* **EXTRACTED DATA**:
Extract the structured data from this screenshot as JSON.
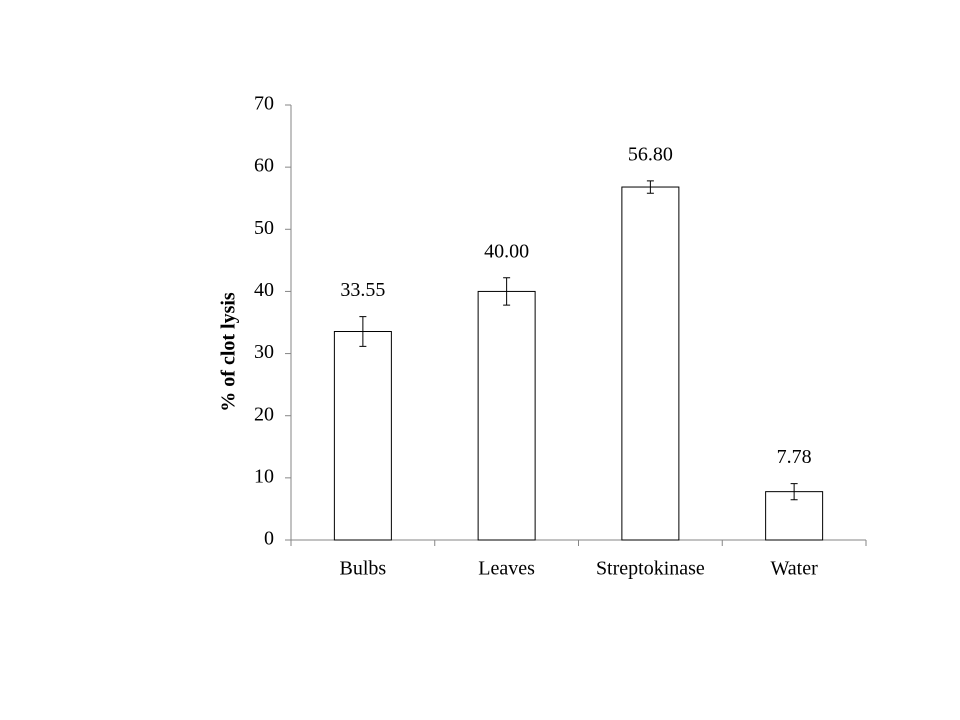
{
  "chart_data": {
    "type": "bar",
    "ylabel": "% of clot lysis",
    "categories": [
      "Bulbs",
      "Leaves",
      "Streptokinase",
      "Water"
    ],
    "values": [
      33.55,
      40.0,
      56.8,
      7.78
    ],
    "value_labels": [
      "33.55",
      "40.00",
      "56.80",
      "7.78"
    ],
    "errors": [
      2.4,
      2.2,
      1.0,
      1.3
    ],
    "color": "#ffffff",
    "edgecolor": "#000000",
    "ylim": [
      0,
      70
    ],
    "yticks": [
      0,
      10,
      20,
      30,
      40,
      50,
      60,
      70
    ],
    "grid": false
  }
}
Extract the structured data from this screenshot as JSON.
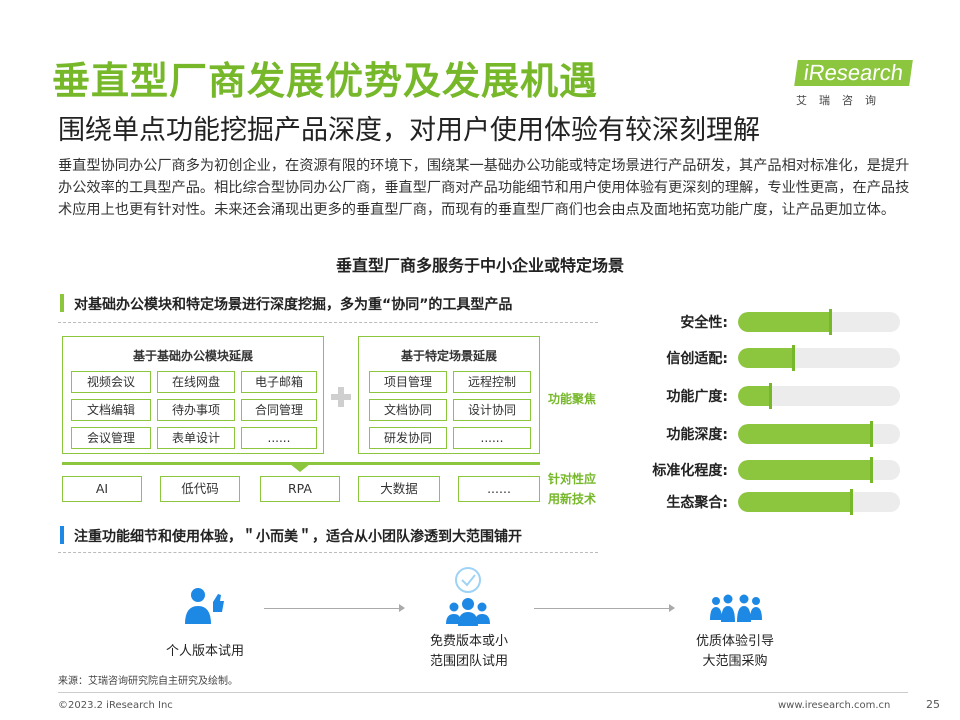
{
  "title": "垂直型厂商发展优势及发展机遇",
  "subtitle": "围绕单点功能挖掘产品深度，对用户使用体验有较深刻理解",
  "logo": {
    "word": "iResearch",
    "sub": "艾瑞咨询"
  },
  "intro": "垂直型协同办公厂商多为初创企业，在资源有限的环境下，围绕某一基础办公功能或特定场景进行产品研发，其产品相对标准化，是提升办公效率的工具型产品。相比综合型协同办公厂商，垂直型厂商对产品功能细节和用户使用体验有更深刻的理解，专业性更高，在产品技术应用上也更有针对性。未来还会涌现出更多的垂直型厂商，而现有的垂直型厂商们也会由点及面地拓宽功能广度，让产品更加立体。",
  "center_heading": "垂直型厂商多服务于中小企业或特定场景",
  "section1": {
    "title": "对基础办公模块和特定场景进行深度挖掘，多为重“协同”的工具型产品",
    "group_left": {
      "title": "基于基础办公模块延展",
      "items": [
        "视频会议",
        "在线网盘",
        "电子邮箱",
        "文档编辑",
        "待办事项",
        "合同管理",
        "会议管理",
        "表单设计",
        "......"
      ]
    },
    "group_right": {
      "title": "基于特定场景延展",
      "items": [
        "项目管理",
        "远程控制",
        "文档协同",
        "设计协同",
        "研发协同",
        "......"
      ]
    },
    "label_focus": "功能聚焦",
    "tech_items": [
      "AI",
      "低代码",
      "RPA",
      "大数据",
      "......"
    ],
    "label_tech_line1": "针对性应",
    "label_tech_line2": "用新技术"
  },
  "section2": {
    "title": "注重功能细节和使用体验，＂小而美＂，适合从小团队渗透到大范围铺开"
  },
  "bars": [
    {
      "label": "安全性:",
      "value": 0.57
    },
    {
      "label": "信创适配:",
      "value": 0.34
    },
    {
      "label": "功能广度:",
      "value": 0.2
    },
    {
      "label": "功能深度:",
      "value": 0.82
    },
    {
      "label": "标准化程度:",
      "value": 0.82
    },
    {
      "label": "生态聚合:",
      "value": 0.7
    }
  ],
  "flow": [
    {
      "icon": "person-thumbs-up-icon",
      "line1": "个人版本试用",
      "line2": ""
    },
    {
      "icon": "team-check-icon",
      "line1": "免费版本或小",
      "line2": "范围团队试用"
    },
    {
      "icon": "crowd-icon",
      "line1": "优质体验引导",
      "line2": "大范围采购"
    }
  ],
  "source": "来源：艾瑞咨询研究院自主研究及绘制。",
  "copyright": "©2023.2 iResearch Inc",
  "site": "www.iresearch.com.cn",
  "page_number": "25",
  "colors": {
    "accent": "#8cc63f",
    "accent_dark": "#76b82a",
    "blue": "#1e88e5",
    "track": "#ececec"
  }
}
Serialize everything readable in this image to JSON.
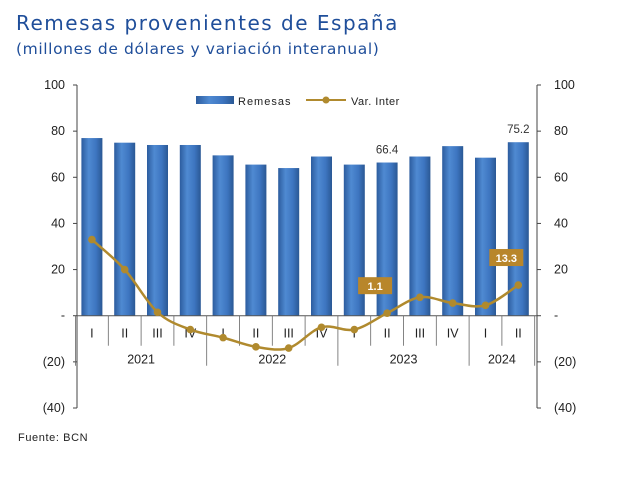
{
  "title": "Remesas provenientes de España",
  "subtitle": "(millones de dólares y variación interanual)",
  "source": "Fuente: BCN",
  "chart_data": {
    "type": "bar+line",
    "categories": [
      "I",
      "II",
      "III",
      "IV",
      "I",
      "II",
      "III",
      "IV",
      "I",
      "II",
      "III",
      "IV",
      "I",
      "II"
    ],
    "years": [
      {
        "label": "2021",
        "start": 0,
        "end": 3
      },
      {
        "label": "2022",
        "start": 4,
        "end": 7
      },
      {
        "label": "2023",
        "start": 8,
        "end": 11
      },
      {
        "label": "2024",
        "start": 12,
        "end": 13
      }
    ],
    "series": [
      {
        "name": "Remesas",
        "type": "bar",
        "axis": "left",
        "values": [
          77.0,
          75.0,
          74.0,
          74.0,
          69.5,
          65.5,
          64.0,
          69.0,
          65.5,
          66.4,
          69.0,
          73.5,
          68.5,
          75.2
        ]
      },
      {
        "name": "Var. Inter",
        "type": "line",
        "axis": "right",
        "values": [
          33.0,
          20.0,
          1.5,
          -6.0,
          -9.5,
          -13.5,
          -14.0,
          -5.0,
          -6.0,
          1.1,
          8.0,
          5.5,
          4.5,
          13.3
        ]
      }
    ],
    "bar_labels": [
      {
        "index": 9,
        "text": "66.4"
      },
      {
        "index": 13,
        "text": "75.2"
      }
    ],
    "line_labels": [
      {
        "index": 9,
        "text": "1.1"
      },
      {
        "index": 13,
        "text": "13.3"
      }
    ],
    "y_left": {
      "min": -40,
      "max": 100,
      "ticks": [
        {
          "v": 100,
          "t": "100"
        },
        {
          "v": 80,
          "t": "80"
        },
        {
          "v": 60,
          "t": "60"
        },
        {
          "v": 40,
          "t": "40"
        },
        {
          "v": 20,
          "t": "20"
        },
        {
          "v": 0,
          "t": "-"
        },
        {
          "v": -20,
          "t": "(20)"
        },
        {
          "v": -40,
          "t": "(40)"
        }
      ]
    },
    "y_right": {
      "min": -40,
      "max": 100,
      "ticks": [
        {
          "v": 100,
          "t": "100"
        },
        {
          "v": 80,
          "t": "80"
        },
        {
          "v": 60,
          "t": "60"
        },
        {
          "v": 40,
          "t": "40"
        },
        {
          "v": 20,
          "t": "20"
        },
        {
          "v": 0,
          "t": "-"
        },
        {
          "v": -20,
          "t": "(20)"
        },
        {
          "v": -40,
          "t": "(40)"
        }
      ]
    },
    "legend_position": "top-center",
    "grid": false,
    "colors": {
      "bar": "#3d75c0",
      "bar_dark": "#2a5a9c",
      "line": "#b08a2e",
      "label_box": "#b8862b"
    }
  }
}
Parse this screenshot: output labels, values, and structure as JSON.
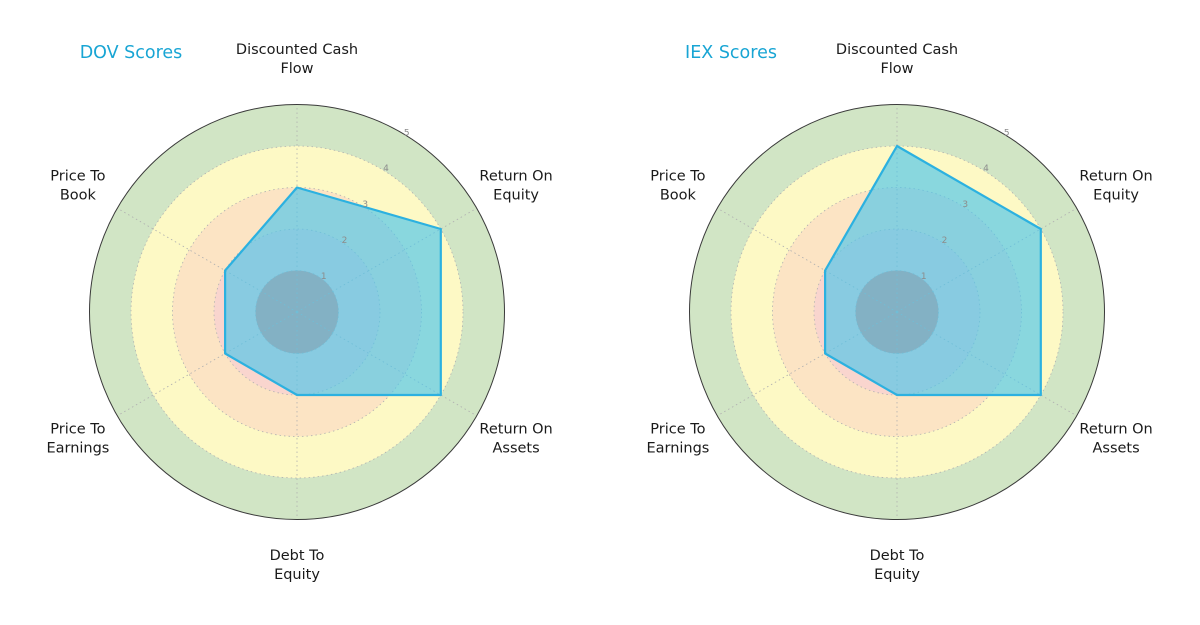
{
  "figure": {
    "background": "#ffffff"
  },
  "radar_style": {
    "ring_colors": [
      "#ea8a7a",
      "#f9d5ce",
      "#fce4c4",
      "#fdf9c5",
      "#d1e5c5"
    ],
    "grid_color": "#b0b0b0",
    "outline_color": "#3a3a3a",
    "tick_color": "#8c8c8c",
    "fill_color": "rgba(77,198,235,0.66)",
    "stroke_color": "#2cb1e0",
    "title_color": "#18a5d4",
    "label_color": "#1a1a1a"
  },
  "chart_data": [
    {
      "type": "radar",
      "title": "DOV Scores",
      "categories": [
        "Discounted Cash Flow",
        "Return On Equity",
        "Return On Assets",
        "Debt To Equity",
        "Price To Earnings",
        "Price To Book"
      ],
      "category_lines": [
        [
          "Discounted Cash",
          "Flow"
        ],
        [
          "Return On",
          "Equity"
        ],
        [
          "Return On",
          "Assets"
        ],
        [
          "Debt To",
          "Equity"
        ],
        [
          "Price To",
          "Earnings"
        ],
        [
          "Price To",
          "Book"
        ]
      ],
      "values": [
        3,
        4,
        4,
        2,
        2,
        2
      ],
      "rmax": 5,
      "ticks": [
        1,
        2,
        3,
        4,
        5
      ],
      "legend_position": "none",
      "grid": true
    },
    {
      "type": "radar",
      "title": "IEX Scores",
      "categories": [
        "Discounted Cash Flow",
        "Return On Equity",
        "Return On Assets",
        "Debt To Equity",
        "Price To Earnings",
        "Price To Book"
      ],
      "category_lines": [
        [
          "Discounted Cash",
          "Flow"
        ],
        [
          "Return On",
          "Equity"
        ],
        [
          "Return On",
          "Assets"
        ],
        [
          "Debt To",
          "Equity"
        ],
        [
          "Price To",
          "Earnings"
        ],
        [
          "Price To",
          "Book"
        ]
      ],
      "values": [
        4,
        4,
        4,
        2,
        2,
        2
      ],
      "rmax": 5,
      "ticks": [
        1,
        2,
        3,
        4,
        5
      ],
      "legend_position": "none",
      "grid": true
    }
  ]
}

* **DO THIS**:
Pick out the lines that include the word "type" and write them out.

* **EXERCISE ANSWER**:
    "type": "bar",
    "type": "bar+line",
        "type": "bar",
        "type": "line",
      "type": "radar",
      "type": "radar",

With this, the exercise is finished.